* begin SUPPLIED MATERIAL *
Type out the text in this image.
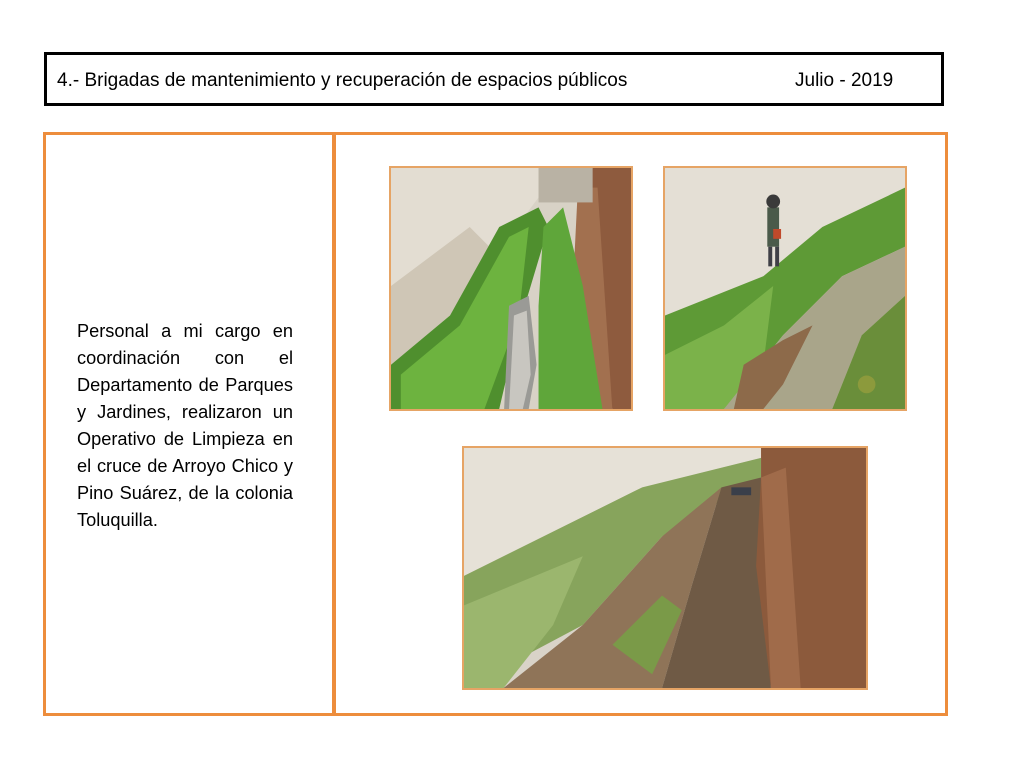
4.- Brigadas de mantenimiento y recuperación de espacios públicos	Julio - 2019

Personal a mi cargo en coordinación con el Departamento de Parques y Jardines, realizaron un Operativo de Limpieza en el cruce de Arroyo Chico y Pino Suárez, de la colonia Toluquilla.
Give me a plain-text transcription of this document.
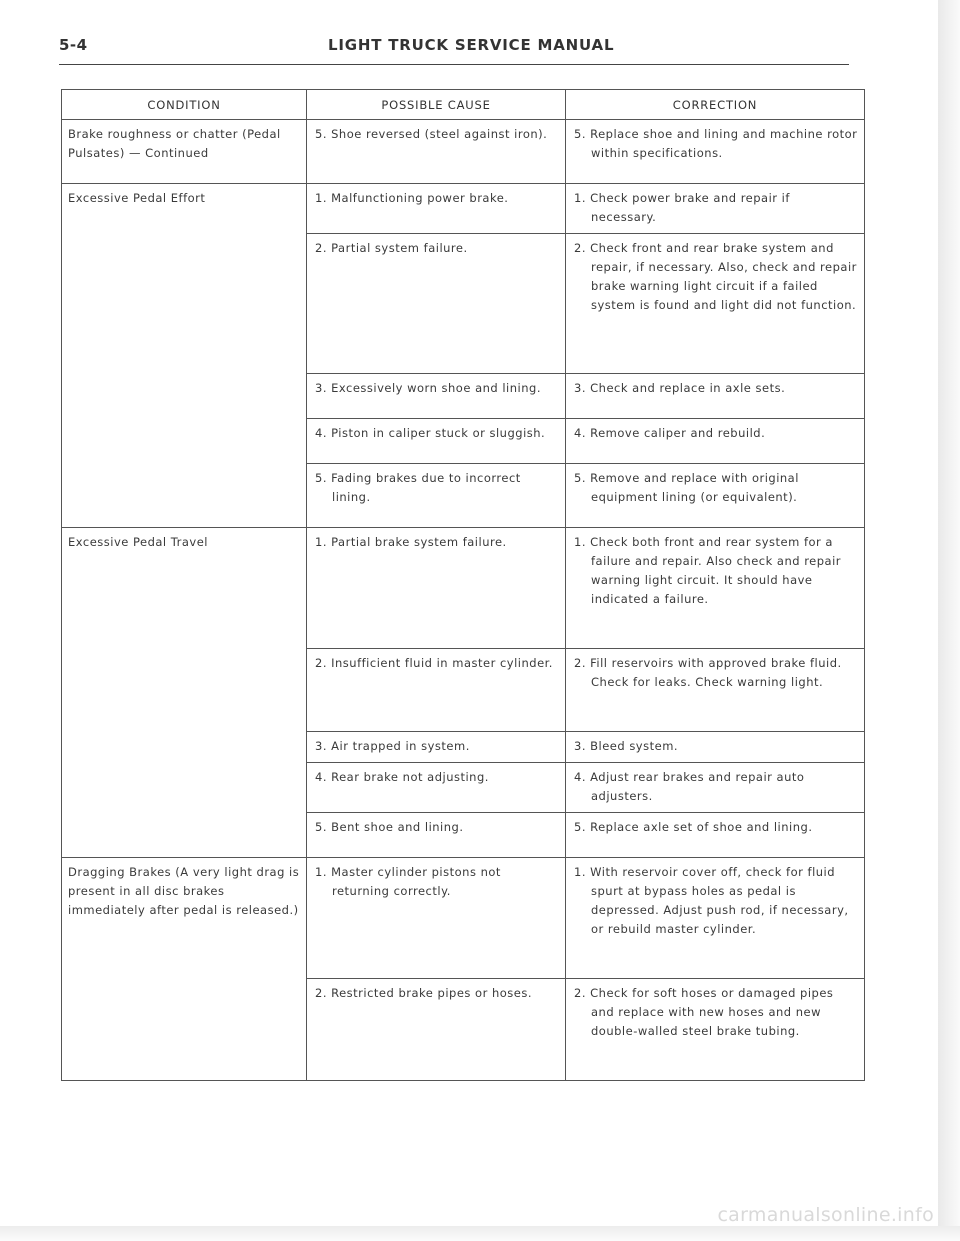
5-4	LIGHT TRUCK SERVICE MANUAL
CONDITION	POSSIBLE CAUSE	CORRECTION
Brake roughness or chatter (Pedal Pulsates) — Continued	5. Shoe reversed (steel against iron).	5. Replace shoe and lining and machine rotor within specifications.

Excessive Pedal Effort	1. Malfunctioning power brake.	1. Check power brake and repair if necessary.

	2. Partial system failure.	2. Check front and rear brake system and repair, if necessary. Also, check and repair brake warning light circuit if a failed system is found and light did not function.

	3. Excessively worn shoe and lining.	3. Check and replace in axle sets.

	4. Piston in caliper stuck or sluggish.	4. Remove caliper and rebuild.

	5. Fading brakes due to incorrect lining.	5. Remove and replace with original equipment lining (or equivalent).

Excessive Pedal Travel	1. Partial brake system failure.	1. Check both front and rear system for a failure and repair. Also check and repair warning light circuit. It should have indicated a failure.

	2. Insufficient fluid in master cylinder.	2. Fill reservoirs with approved brake fluid. Check for leaks. Check warning light.

	3. Air trapped in system.	3. Bleed system.

	4. Rear brake not adjusting.	4. Adjust rear brakes and repair auto adjusters.

	5. Bent shoe and lining.	5. Replace axle set of shoe and lining.

Dragging Brakes (A very light drag is present in all disc brakes immediately after pedal is released.)	1. Master cylinder pistons not returning correctly.	1. With reservoir cover off, check for fluid spurt at bypass holes as pedal is depressed. Adjust push rod, if necessary, or rebuild master cylinder.

	2. Restricted brake pipes or hoses.	2. Check for soft hoses or damaged pipes and replace with new hoses and new double-walled steel brake tubing.
carmanualsonline.info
* end SUPPLIED MATERIAL *
▶ _EXERCISE TASK_
How many lines in the entries contain the string "Adjust"? Answer with the number only.

▶ _SOLUTION_
2